Collect every line in the records below that contains the word "image".

[start DATA]

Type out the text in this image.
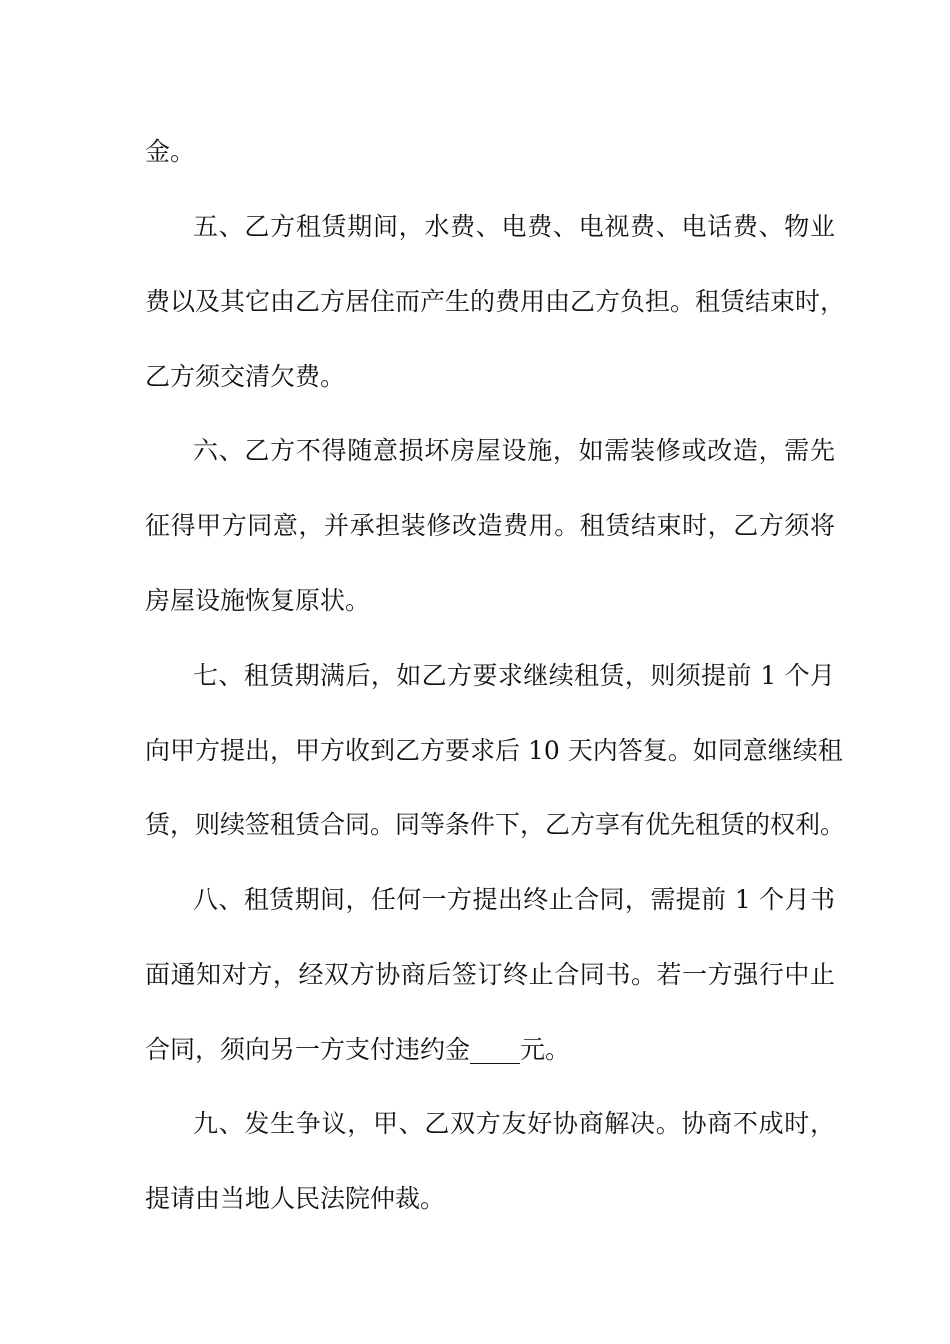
金。
五、乙方租赁期间，水费、电费、电视费、电话费、物业
费以及其它由乙方居住而产生的费用由乙方负担。租赁结束时，
乙方须交清欠费。
六、乙方不得随意损坏房屋设施，如需装修或改造，需先
征得甲方同意，并承担装修改造费用。租赁结束时，乙方须将
房屋设施恢复原状。
七、租赁期满后，如乙方要求继续租赁，则须提前 1 个月
向甲方提出，甲方收到乙方要求后 10 天内答复。如同意继续租
赁，则续签租赁合同。同等条件下，乙方享有优先租赁的权利。
八、租赁期间，任何一方提出终止合同，需提前 1 个月书
面通知对方，经双方协商后签订终止合同书。若一方强行中止
合同，须向另一方支付违约金____元。
九、发生争议，甲、乙双方友好协商解决。协商不成时，
提请由当地人民法院仲裁。
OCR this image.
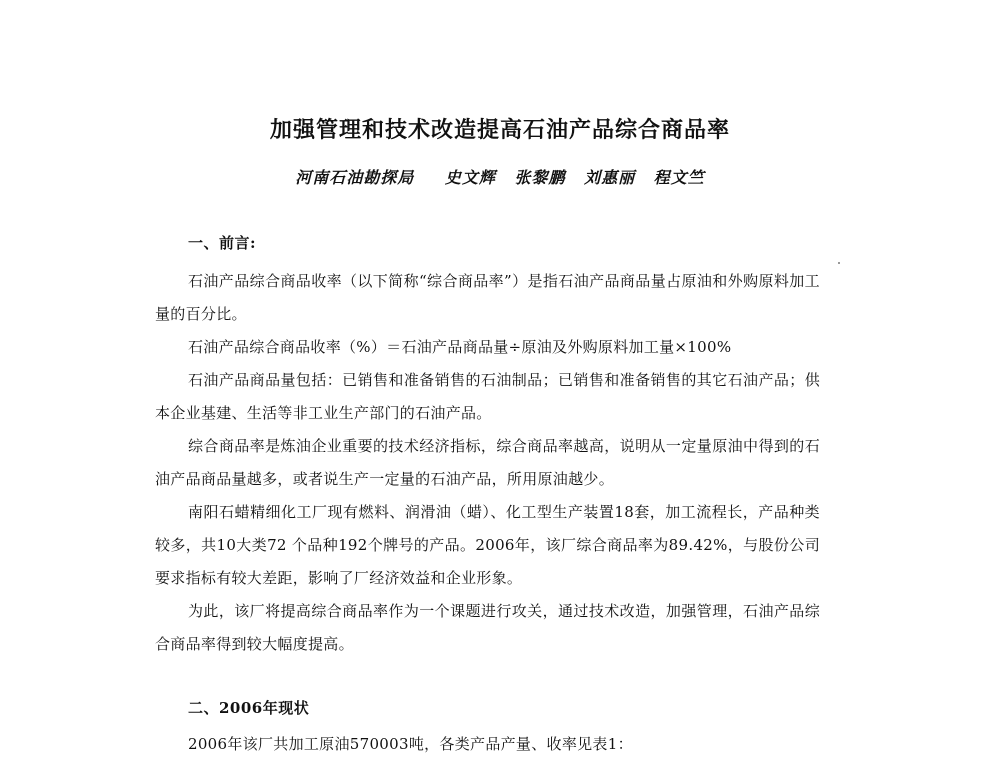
加强管理和技术改造提高石油产品综合商品率
河南石油勘探局 史文辉 张黎鹏 刘惠丽 程文竺
一、前言:

石油产品综合商品收率（以下简称“综合商品率”）是指石油产品商品量占原油和外购原料加工量的百分比。

石油产品综合商品收率（%）＝石油产品商品量÷原油及外购原料加工量×100%

石油产品商品量包括：已销售和准备销售的石油制品；已销售和准备销售的其它石油产品；供本企业基建、生活等非工业生产部门的石油产品。

综合商品率是炼油企业重要的技术经济指标，综合商品率越高，说明从一定量原油中得到的石油产品商品量越多，或者说生产一定量的石油产品，所用原油越少。

南阳石蜡精细化工厂现有燃料、润滑油（蜡）、化工型生产装置18套，加工流程长，产品种类较多，共10大类72 个品种192个牌号的产品。2006年，该厂综合商品率为89.42%，与股份公司要求指标有较大差距，影响了厂经济效益和企业形象。

为此，该厂将提高综合商品率作为一个课题进行攻关，通过技术改造，加强管理，石油产品综合商品率得到较大幅度提高。

二、2006年现状

2006年该厂共加工原油570003吨，各类产品产量、收率见表1：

[end DATA]

* **ANSWER TO THE TASK**:
Type out the text in this image.
OCR this image.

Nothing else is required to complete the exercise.